どんな仕事も好きになれるポイントを見つけ出し、楽しんで取り組む

──デザインする上で大切にしていることは。

 楽しんで仕事をすることと、自分が欲しいと思えるものを作ること。広告のポスターは家に飾るものではありませんが、家に飾ってもいいと思えるものを目指しています。テレビCMは、映画のように「お金を払って見たい」と思ってもらえるかどうか。それを指針にしています。すごく難しいことだけど、高いレベルを目指さないと作品のクオリティーは上がらないと思っています。

 自分が欲しいと思えるものを作っていないと、プレゼンから完成までのプロセスを楽しめない。そんな作り手の感情は、見る人に伝わると思います。どんな仕事でも、何かしら自分が好きになれるポイントはあるはずです。それを探し出す努力が必要だと思っています。

──壁にぶつかったり、落ち込んだりしたときは、どうやって抜け出していますか。

 基本的にポジティブなので、壁を壁と感じないようにしています。壁と感じた瞬間に、それによって作る物に影響が出るような気がしています。

 旅行が好きで、8年ほど前から、毎年必ずニューヨークに現代アートを見に行っています。世界の最先端のアートは、本当に表現の幅が広い。素材の選び方も自由で、行くたびに刺激を受けています。そうすると、早く帰って仕事がしたいと思えるし、もっと頑張ろうとモチベーションも上がります。

──新聞広告に対するご意見を聞かせてください。

 新聞広告は、大量に刷られるマスメディアなのに、アナログなクラフト感が魅力だと思います。新聞紙の質感が好きな人は多いですよね。アートの魅力も、それと似ている。クラフト感には、人間のどこかを刺激する要素があるのだと思います。デジタル化が進み、広告からクラフト感がなくなりつつあります。だからこそ、クラフト感のある新聞広告はとても貴重なメディアだと考えています。

 生まれて初めていただいた広告賞は、一般部門で応募した朝日広告賞の小型広告賞でした。最初にADC賞を受賞した広告のキャンペーンでも、30段の新聞広告を作りました。
....................
本文の「旅行が好きで、8年ほど前から」から「なメディアだと考えています。」までを、両端の語句も含めて一字一句そのまま書き写す。 本文だけを手がかりにしてください。
....................
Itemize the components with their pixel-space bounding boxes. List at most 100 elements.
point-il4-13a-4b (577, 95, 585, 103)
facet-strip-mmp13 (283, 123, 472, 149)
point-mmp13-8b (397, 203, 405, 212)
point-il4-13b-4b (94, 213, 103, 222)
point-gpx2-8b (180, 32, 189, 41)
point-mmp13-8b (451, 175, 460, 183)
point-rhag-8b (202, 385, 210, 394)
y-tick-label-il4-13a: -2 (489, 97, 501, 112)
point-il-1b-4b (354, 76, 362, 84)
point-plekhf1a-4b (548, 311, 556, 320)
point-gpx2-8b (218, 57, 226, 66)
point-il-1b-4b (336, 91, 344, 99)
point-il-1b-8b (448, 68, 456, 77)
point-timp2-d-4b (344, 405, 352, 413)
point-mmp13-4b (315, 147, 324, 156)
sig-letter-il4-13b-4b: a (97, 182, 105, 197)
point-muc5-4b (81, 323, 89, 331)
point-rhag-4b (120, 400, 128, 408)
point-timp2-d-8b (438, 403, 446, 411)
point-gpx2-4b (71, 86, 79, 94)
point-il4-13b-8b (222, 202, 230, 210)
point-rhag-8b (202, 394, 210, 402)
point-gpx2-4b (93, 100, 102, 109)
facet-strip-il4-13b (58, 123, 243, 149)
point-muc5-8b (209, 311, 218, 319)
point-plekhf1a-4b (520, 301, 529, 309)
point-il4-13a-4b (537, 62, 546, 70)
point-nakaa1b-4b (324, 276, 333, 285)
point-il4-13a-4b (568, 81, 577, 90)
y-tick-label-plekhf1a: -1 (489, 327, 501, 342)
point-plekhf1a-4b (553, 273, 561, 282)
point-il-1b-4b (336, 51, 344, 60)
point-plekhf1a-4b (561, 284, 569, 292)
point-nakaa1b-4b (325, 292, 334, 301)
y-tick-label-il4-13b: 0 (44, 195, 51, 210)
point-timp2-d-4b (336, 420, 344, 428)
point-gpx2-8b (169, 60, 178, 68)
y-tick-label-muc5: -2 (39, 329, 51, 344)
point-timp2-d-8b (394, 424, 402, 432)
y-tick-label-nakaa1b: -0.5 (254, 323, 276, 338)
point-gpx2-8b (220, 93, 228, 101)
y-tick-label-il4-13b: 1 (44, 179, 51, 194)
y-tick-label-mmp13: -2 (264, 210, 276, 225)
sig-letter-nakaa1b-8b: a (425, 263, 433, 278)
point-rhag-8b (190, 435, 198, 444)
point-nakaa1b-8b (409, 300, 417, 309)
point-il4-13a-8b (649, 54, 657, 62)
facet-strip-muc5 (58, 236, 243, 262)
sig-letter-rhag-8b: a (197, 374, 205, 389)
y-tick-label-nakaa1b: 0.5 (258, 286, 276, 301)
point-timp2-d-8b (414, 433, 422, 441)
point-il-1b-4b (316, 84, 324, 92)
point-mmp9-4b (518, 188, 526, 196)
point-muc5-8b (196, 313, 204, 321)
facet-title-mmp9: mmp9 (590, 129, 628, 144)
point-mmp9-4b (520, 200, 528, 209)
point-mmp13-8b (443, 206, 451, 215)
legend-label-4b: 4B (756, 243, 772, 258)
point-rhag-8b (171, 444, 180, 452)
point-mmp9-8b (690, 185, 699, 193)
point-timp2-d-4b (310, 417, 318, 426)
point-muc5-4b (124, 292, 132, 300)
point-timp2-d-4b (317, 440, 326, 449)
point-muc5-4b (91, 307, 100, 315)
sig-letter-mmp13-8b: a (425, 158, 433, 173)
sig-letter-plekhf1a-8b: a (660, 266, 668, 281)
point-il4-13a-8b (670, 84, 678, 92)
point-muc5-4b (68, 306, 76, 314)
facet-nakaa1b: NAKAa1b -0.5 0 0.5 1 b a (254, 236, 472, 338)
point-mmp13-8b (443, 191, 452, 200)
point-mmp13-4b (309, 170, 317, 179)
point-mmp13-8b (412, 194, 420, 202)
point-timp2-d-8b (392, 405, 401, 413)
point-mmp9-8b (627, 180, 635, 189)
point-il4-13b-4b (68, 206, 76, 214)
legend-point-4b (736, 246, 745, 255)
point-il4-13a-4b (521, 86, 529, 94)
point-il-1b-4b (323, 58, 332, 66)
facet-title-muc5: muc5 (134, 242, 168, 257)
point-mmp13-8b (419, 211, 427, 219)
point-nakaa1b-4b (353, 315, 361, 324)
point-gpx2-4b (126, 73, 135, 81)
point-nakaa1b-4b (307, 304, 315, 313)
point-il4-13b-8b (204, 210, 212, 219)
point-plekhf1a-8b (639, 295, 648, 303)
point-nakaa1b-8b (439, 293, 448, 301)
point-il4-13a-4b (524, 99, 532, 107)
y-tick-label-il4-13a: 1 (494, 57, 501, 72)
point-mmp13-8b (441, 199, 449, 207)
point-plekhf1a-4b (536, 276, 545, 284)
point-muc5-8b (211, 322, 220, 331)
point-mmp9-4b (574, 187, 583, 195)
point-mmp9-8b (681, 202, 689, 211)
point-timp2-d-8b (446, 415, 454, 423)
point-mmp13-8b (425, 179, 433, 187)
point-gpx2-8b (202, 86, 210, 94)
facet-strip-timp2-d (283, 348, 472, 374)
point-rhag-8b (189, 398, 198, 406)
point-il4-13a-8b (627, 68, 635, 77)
....................
解答:
旅行が好きで、8年ほど前から、毎年必ずニューヨークに現代アートを見に行っています。世界の最先端のアートは、本当に表現の幅が広い。素材の選び方も自由で、行くたびに刺激を受けています。そうすると、早く帰って仕事がしたいと思えるし、もっと頑張ろうとモチベーションも上がります。

──新聞広告に対するご意見を聞かせてください。

 新聞広告は、大量に刷られるマスメディアなのに、アナログなクラフト感が魅力だと思います。新聞紙の質感が好きな人は多いですよね。アートの魅力も、それと似ている。クラフト感には、人間のどこかを刺激する要素があるのだと思います。デジタル化が進み、広告からクラフト感がなくなりつつあります。だからこそ、クラフト感のある新聞広告はとても貴重なメディアだと考えています。